(Collected data entries)
—————

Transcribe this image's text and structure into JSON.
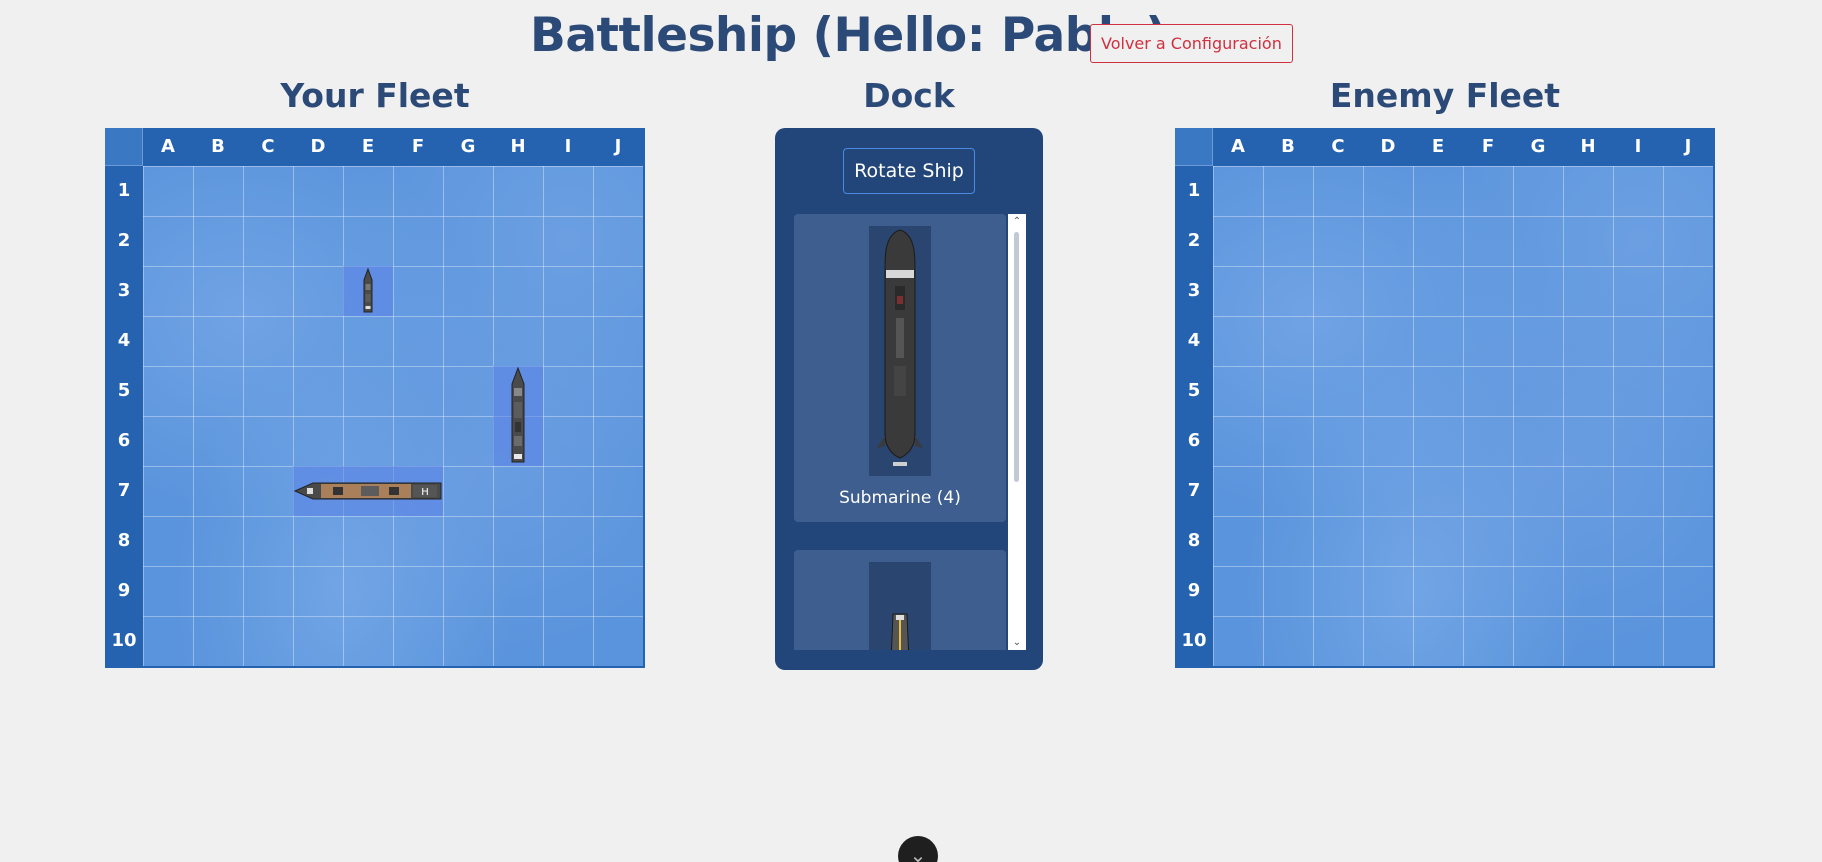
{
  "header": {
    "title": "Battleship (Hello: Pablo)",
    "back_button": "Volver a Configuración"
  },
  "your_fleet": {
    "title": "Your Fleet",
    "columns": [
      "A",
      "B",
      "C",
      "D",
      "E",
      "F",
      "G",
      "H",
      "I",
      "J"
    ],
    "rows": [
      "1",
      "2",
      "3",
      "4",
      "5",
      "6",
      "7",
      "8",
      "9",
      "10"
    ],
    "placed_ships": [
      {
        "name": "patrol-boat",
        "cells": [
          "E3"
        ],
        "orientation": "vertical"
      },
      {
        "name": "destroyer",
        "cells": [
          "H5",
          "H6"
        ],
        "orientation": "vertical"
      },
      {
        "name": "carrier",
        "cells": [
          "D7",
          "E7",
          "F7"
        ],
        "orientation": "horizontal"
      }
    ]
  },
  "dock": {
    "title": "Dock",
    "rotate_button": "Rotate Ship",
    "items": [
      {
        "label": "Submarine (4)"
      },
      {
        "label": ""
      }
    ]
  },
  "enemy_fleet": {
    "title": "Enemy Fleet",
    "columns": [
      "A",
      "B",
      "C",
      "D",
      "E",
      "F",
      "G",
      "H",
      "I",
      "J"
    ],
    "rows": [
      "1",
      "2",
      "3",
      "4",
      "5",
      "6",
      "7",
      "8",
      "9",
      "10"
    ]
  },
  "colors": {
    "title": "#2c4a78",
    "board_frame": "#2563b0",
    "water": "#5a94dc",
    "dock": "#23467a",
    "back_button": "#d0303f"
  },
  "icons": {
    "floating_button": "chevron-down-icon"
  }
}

—————

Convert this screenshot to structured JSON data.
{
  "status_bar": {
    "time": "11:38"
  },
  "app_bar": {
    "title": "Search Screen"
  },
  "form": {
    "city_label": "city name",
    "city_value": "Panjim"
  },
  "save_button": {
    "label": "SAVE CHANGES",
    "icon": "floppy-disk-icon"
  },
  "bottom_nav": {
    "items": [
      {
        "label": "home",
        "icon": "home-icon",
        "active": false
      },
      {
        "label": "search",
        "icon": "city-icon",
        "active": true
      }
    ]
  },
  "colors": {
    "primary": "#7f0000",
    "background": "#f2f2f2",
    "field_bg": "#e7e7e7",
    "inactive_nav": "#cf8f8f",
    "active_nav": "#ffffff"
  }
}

—————

Go through the listing above and locate each line that holds the word "this". Copy those lines.

The completed task:
Transcribe this image's text and structure into JSON.
Convert this screenshot to structured JSON data.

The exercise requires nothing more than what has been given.